TAPSON STANLEY TOGARASEI DZVETERO

and

ANTONIA & DZVETERO LEGAL PRACTITIONERS

and

DAVID GARONGA

and

HAMILTON PROPERTY HOLDINGS

HIGH COURT OF ZIMBABWE

DUBE J

HARARE, 25 June 2018 & 10 October 2018

Trial

L. Rufu, for the plaintiff

C R J Sithole, for the 1st & 2nd defendant

M. Chambati, 3rd defendant

DUBE J:  The plaintiffs bring a claim for damages for unlawful eviction.

The plaintiffs are husband and wife. The first defendant is a legal practitioner with the second defendant where he is a partner. The second defendant is a law firm. The third defendant was a client of the second defendant and he had a case which was being handled by the law firm. The plaintiffs’ case is based on the following facts. The plaintiffs were the registered owners of stand 442 Good hope Township of Lot 4 Goodhope. On 22 February 2012, the fourth defendant unlawfully transferred the plaintiffs’ property into its name using deceitful and fraudulent means. On 12 April 2011 the first to third respondents forged a fictitious court order purporting to be emanating from the High Court under case number HC 5434/11 authorising the third defendant to take transfer of the immovable property from the fourth defendant. The second defendant used the court order and registered transfer of the property into the third defendant’s name. The first to third defendants evicted the plaintiff on the basis of the invalid transfer in January 2013. The order for eviction was subsequently set aside on 30 June 2016. The High Court has set aside the transfer of the plaintiffs’ property into the fourth defendant’s name. The plaintiffs’ claim for wrongful eviction  and  claim damages under the following categories, pain and suffering, shock embarrassment, stress, humiliation, mental anguish, contumelia and loss of dignity. They also claim damages for property that was damaged and lost during the eviction, legal costs and storage fees incurred for alternative accommodation and the monies they used to source alternative accommodation during the period they were unlawfully evicted.

> Supplied records
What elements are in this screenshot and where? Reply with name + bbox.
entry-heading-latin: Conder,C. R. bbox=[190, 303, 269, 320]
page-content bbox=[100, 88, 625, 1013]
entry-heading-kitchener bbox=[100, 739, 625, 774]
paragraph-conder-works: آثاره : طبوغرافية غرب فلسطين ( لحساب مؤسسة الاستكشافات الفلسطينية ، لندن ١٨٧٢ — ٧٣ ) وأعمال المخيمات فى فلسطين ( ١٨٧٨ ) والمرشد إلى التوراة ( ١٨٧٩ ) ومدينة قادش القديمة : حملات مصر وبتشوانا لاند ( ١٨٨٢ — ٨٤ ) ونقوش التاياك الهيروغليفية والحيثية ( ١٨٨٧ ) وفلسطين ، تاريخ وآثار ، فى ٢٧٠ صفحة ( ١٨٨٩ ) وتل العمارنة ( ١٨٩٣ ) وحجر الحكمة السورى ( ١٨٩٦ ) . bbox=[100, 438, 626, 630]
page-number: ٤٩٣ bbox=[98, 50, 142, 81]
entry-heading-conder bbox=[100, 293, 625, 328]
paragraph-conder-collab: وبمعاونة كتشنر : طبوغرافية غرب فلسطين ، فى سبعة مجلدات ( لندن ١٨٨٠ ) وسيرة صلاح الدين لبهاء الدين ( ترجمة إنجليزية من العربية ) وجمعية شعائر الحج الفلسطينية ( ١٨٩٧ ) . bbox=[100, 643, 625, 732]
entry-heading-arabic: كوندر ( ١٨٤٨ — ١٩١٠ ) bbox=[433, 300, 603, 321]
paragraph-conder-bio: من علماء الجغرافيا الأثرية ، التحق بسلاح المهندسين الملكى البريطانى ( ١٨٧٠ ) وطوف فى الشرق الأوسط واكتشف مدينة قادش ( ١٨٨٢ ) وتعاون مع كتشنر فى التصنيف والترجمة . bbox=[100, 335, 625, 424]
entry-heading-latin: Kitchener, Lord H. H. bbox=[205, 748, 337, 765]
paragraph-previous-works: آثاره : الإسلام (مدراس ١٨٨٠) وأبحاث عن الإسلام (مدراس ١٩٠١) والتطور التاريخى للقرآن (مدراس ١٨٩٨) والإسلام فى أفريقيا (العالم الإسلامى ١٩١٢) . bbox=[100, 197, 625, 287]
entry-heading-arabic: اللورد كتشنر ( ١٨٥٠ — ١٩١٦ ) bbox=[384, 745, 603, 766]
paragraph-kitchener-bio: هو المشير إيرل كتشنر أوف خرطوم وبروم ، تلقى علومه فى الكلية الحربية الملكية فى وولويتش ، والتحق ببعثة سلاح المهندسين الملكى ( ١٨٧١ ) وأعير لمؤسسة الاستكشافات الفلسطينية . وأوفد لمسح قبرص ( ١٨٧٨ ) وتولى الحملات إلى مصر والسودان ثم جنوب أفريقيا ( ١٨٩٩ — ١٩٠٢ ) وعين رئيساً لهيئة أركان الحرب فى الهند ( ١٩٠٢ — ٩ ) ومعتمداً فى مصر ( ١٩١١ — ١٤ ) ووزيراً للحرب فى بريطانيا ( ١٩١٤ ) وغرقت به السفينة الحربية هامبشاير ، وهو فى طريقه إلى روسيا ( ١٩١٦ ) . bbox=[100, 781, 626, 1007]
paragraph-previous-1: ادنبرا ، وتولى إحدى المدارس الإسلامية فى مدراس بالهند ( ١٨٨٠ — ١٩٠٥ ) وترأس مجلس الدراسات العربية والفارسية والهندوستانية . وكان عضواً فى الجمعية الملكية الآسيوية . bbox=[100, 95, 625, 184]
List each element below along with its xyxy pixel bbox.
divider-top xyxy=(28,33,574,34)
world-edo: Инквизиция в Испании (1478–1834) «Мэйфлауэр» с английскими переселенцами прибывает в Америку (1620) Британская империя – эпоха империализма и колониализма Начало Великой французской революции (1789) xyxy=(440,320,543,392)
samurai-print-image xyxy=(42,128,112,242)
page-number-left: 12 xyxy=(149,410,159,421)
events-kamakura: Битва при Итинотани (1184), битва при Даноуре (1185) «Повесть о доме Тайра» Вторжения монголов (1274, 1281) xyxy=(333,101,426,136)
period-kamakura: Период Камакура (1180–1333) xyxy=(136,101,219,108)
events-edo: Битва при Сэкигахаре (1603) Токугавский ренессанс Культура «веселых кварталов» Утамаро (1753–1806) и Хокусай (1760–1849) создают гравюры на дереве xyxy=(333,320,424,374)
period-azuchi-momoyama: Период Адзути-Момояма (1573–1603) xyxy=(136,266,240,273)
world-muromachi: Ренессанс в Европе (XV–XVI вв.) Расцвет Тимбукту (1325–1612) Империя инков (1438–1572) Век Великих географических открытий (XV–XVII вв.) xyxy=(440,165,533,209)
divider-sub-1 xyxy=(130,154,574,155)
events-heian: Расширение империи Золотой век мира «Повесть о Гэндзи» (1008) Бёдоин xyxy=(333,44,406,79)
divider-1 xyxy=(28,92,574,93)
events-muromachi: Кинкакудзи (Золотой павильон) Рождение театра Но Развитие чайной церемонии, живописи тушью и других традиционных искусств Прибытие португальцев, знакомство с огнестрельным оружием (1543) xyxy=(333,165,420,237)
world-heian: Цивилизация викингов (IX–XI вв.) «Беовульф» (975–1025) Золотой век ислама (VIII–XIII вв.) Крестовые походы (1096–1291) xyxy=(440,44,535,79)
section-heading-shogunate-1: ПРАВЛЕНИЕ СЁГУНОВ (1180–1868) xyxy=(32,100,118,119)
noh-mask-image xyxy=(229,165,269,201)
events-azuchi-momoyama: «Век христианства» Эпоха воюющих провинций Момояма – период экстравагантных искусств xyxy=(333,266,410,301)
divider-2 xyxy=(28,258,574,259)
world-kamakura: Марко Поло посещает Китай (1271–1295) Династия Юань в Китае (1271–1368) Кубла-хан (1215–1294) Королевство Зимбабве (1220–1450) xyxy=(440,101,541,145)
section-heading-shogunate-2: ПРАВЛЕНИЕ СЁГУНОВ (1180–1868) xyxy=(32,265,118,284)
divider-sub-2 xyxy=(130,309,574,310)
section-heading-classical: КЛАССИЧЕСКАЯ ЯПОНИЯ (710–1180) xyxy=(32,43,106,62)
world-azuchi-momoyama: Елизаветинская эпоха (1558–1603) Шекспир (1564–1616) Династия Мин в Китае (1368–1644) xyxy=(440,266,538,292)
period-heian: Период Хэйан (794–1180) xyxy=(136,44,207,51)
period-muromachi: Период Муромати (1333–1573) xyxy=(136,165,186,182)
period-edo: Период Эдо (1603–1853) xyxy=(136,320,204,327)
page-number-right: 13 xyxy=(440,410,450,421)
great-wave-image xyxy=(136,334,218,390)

> Given task A
In the judgment on unlawful eviction above, translate this sentence into Spanish: "The order for eviction was subsequently set aside on 30 June 2016."
> Given task B
For each statement, say whether it agrees with the judgment on unlawful eviction above, and quote the words of the judgment that decide it: (i) The plaintiffs are a married couple. (ii) The third defendant was a partner in the law firm. (iii) The eviction took place in January 2013.

> Correct output A
La orden de desalojo fue posteriormente anulada el 30 de junio de 2016.

> Correct output B
(i) Yes: "The plaintiffs are husband and wife."
(ii) No: "The third defendant was a client of the second defendant"
(iii) Yes: "evicted the plaintiff on the basis of the invalid transfer in January 2013"